Aim: Reproduce exactly the lines below, starting with the line that contains "Give me a plain-text" and ending with the last line of the records, both included, and nothing else.

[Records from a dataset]
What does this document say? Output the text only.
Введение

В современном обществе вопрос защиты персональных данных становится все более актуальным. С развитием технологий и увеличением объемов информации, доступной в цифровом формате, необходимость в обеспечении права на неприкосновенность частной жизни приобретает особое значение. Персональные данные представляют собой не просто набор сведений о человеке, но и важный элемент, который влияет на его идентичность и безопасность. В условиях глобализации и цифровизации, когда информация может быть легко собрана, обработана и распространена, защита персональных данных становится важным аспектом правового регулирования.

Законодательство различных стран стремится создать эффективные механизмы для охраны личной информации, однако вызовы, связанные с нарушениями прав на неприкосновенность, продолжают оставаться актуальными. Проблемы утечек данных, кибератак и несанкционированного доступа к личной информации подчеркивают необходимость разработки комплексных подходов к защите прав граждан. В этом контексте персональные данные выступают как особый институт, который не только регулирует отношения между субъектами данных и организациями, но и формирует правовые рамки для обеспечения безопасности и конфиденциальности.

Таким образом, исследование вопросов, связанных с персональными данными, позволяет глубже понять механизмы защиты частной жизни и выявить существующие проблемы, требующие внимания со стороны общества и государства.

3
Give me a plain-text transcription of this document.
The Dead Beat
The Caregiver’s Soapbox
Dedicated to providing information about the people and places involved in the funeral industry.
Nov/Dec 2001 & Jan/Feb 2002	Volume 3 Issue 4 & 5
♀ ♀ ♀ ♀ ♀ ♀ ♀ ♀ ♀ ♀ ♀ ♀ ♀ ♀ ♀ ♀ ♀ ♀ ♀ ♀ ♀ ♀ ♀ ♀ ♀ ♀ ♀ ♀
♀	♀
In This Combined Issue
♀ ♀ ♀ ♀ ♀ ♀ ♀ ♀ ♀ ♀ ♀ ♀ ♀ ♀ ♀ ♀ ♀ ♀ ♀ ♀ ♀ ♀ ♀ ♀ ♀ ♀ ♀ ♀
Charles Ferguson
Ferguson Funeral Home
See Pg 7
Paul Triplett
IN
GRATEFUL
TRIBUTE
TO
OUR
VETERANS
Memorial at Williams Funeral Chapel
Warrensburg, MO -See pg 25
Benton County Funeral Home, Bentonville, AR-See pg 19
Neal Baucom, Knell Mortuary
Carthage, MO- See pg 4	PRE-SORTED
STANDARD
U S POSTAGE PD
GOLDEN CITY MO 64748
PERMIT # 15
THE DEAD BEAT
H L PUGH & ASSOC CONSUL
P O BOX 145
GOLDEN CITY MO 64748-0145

Exercise response:
Give me a plain-text transcription of this document.
The Dead Beat
The Caregiver’s Soapbox
Dedicated to providing information about the people and places involved in the funeral industry.
Nov/Dec 2001 & Jan/Feb 2002	Volume 3 Issue 4 & 5
♀ ♀ ♀ ♀ ♀ ♀ ♀ ♀ ♀ ♀ ♀ ♀ ♀ ♀ ♀ ♀ ♀ ♀ ♀ ♀ ♀ ♀ ♀ ♀ ♀ ♀ ♀ ♀
♀	♀
In This Combined Issue
♀ ♀ ♀ ♀ ♀ ♀ ♀ ♀ ♀ ♀ ♀ ♀ ♀ ♀ ♀ ♀ ♀ ♀ ♀ ♀ ♀ ♀ ♀ ♀ ♀ ♀ ♀ ♀
Charles Ferguson
Ferguson Funeral Home
See Pg 7
Paul Triplett
IN
GRATEFUL
TRIBUTE
TO
OUR
VETERANS
Memorial at Williams Funeral Chapel
Warrensburg, MO -See pg 25
Benton County Funeral Home, Bentonville, AR-See pg 19
Neal Baucom, Knell Mortuary
Carthage, MO- See pg 4	PRE-SORTED
STANDARD
U S POSTAGE PD
GOLDEN CITY MO 64748
PERMIT # 15
THE DEAD BEAT
H L PUGH & ASSOC CONSUL
P O BOX 145
GOLDEN CITY MO 64748-0145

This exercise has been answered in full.